--- BEGIN Input rows ---

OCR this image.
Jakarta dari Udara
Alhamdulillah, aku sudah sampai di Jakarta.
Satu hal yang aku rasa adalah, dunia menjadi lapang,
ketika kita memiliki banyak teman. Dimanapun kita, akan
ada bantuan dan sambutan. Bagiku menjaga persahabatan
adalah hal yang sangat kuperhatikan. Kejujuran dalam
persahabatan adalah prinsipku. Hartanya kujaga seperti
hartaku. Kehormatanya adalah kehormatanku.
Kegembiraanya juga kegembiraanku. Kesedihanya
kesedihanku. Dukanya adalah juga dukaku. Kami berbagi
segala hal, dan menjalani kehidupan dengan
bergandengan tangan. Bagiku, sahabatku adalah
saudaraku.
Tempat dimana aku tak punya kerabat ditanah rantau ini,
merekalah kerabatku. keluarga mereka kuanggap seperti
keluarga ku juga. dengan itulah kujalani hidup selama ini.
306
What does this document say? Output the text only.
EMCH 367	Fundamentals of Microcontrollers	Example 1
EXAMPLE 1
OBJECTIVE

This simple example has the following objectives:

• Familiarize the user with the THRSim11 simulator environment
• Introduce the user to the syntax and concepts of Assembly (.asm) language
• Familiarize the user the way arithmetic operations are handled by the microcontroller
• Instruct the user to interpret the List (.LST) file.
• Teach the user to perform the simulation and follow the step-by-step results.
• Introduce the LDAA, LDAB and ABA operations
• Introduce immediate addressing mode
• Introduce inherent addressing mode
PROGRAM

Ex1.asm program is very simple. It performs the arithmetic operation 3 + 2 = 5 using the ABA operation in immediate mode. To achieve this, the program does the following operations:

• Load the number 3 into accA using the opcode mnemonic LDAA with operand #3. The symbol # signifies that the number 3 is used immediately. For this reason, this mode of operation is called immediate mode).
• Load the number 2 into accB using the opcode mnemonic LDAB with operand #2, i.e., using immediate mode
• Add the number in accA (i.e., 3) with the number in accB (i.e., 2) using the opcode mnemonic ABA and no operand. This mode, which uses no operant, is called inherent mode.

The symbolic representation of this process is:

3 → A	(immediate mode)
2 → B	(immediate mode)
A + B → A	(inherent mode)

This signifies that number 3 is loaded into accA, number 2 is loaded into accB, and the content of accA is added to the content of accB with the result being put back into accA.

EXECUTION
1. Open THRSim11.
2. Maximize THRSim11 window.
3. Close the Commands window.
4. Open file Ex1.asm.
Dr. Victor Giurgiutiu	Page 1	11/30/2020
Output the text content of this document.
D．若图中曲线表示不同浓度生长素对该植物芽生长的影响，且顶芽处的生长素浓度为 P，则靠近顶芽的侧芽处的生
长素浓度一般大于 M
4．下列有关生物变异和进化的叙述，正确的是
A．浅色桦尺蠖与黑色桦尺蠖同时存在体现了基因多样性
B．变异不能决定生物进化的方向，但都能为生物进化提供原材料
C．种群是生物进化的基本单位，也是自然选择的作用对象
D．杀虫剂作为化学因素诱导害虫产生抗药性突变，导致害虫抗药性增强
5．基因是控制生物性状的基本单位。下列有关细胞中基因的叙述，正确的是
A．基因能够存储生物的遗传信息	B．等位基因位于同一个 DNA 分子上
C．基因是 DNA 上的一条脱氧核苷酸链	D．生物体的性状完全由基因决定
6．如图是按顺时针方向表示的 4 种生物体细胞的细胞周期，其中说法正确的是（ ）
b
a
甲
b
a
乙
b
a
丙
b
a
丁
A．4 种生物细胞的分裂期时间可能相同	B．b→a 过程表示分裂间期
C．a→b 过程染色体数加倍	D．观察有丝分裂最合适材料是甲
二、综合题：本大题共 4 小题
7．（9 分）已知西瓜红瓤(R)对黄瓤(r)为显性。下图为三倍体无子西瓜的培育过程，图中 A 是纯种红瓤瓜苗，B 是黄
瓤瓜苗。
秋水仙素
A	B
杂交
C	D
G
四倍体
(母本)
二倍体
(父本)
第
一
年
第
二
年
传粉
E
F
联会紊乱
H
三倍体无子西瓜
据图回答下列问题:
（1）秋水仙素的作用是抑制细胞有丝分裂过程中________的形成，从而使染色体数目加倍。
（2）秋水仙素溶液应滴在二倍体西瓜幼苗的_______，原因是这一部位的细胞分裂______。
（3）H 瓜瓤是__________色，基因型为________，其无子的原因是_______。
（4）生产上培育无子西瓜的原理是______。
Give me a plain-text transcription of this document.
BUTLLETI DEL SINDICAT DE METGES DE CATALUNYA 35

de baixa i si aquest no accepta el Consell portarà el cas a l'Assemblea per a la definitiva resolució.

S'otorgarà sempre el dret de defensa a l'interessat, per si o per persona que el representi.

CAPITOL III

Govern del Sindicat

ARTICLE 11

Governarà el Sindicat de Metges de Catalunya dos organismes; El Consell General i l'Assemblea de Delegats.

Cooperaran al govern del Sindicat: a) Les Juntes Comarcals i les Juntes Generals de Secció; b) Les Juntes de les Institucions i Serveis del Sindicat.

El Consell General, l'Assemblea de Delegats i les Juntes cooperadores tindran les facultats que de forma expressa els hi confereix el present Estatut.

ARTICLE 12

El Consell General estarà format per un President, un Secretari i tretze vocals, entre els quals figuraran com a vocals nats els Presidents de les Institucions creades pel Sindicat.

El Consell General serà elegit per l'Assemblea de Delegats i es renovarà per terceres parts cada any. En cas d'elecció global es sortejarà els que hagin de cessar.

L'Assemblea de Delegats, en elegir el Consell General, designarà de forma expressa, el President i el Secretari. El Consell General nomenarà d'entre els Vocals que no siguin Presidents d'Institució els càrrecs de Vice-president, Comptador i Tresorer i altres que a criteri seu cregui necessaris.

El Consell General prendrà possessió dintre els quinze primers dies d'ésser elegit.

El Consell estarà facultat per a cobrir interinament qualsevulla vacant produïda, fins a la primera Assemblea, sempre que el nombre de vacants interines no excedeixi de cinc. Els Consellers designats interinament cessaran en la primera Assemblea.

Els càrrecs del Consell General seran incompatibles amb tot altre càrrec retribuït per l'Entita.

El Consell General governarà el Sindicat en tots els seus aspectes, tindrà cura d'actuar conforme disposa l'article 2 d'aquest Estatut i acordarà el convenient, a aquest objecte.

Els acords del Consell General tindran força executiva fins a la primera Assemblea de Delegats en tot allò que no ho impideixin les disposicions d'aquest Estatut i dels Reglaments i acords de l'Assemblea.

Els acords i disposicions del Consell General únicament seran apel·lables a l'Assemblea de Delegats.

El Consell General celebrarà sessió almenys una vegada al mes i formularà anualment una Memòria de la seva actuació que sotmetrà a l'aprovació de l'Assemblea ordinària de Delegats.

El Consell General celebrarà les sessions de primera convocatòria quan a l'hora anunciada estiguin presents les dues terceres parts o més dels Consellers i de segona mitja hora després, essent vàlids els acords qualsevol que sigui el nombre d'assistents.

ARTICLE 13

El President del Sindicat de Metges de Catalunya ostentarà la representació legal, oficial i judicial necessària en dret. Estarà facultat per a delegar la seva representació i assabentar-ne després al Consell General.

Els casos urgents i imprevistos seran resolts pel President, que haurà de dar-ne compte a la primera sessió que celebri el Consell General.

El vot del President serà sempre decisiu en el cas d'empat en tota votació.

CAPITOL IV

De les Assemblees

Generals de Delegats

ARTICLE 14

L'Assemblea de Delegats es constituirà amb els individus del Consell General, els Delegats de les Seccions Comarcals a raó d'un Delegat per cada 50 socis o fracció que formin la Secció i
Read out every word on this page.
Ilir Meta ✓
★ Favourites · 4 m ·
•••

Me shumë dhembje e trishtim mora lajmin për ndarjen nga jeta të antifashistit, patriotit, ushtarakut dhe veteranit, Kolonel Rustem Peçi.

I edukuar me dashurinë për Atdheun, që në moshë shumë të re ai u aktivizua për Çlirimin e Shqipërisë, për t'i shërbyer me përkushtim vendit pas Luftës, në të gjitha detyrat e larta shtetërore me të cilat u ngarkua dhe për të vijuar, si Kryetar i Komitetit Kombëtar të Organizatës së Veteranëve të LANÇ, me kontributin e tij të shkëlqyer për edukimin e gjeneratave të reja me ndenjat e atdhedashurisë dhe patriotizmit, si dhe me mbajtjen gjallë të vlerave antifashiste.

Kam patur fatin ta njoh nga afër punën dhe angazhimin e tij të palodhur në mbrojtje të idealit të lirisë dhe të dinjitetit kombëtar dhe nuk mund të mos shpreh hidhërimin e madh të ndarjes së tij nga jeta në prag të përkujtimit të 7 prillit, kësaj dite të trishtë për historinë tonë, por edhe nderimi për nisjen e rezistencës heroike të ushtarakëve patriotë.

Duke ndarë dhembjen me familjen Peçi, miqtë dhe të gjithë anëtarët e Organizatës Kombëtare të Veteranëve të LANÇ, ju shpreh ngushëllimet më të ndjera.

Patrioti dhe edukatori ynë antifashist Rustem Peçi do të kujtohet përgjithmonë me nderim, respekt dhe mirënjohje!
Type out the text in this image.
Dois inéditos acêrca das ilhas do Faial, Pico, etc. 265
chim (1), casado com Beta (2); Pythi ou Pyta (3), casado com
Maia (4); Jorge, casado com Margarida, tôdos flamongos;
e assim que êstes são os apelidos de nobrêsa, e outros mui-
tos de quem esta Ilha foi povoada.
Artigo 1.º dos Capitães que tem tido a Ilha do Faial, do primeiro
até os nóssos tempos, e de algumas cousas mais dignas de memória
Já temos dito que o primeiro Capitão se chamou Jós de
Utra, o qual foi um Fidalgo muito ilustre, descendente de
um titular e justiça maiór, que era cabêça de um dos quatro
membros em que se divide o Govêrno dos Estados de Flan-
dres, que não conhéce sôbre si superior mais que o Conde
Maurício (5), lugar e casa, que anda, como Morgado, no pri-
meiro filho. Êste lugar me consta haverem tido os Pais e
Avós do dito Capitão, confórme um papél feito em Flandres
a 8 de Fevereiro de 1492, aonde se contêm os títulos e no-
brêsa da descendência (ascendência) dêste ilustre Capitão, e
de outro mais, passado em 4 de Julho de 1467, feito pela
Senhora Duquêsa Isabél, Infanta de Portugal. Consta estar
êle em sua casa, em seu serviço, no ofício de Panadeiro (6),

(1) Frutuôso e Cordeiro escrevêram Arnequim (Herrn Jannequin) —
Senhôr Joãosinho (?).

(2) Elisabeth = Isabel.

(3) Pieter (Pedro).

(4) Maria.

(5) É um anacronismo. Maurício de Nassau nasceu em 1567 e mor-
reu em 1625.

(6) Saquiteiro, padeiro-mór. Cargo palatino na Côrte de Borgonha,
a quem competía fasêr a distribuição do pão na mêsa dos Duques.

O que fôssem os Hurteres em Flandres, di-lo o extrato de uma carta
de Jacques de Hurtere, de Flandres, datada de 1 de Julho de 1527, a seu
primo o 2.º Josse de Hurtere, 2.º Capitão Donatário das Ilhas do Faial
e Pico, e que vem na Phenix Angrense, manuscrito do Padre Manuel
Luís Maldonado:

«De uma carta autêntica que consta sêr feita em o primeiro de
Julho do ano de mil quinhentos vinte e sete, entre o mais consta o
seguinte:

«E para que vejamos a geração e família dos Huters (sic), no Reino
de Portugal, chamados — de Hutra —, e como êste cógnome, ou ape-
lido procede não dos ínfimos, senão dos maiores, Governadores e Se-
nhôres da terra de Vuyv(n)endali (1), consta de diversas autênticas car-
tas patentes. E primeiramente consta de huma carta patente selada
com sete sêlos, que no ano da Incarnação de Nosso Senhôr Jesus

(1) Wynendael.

--- END Input rows ---

# Work required:
Find the word "document" in the material, then list each line that holds it.

# Written solution:
What does this document say? Output the text only.
Output the text content of this document.
Give me a plain-text transcription of this document.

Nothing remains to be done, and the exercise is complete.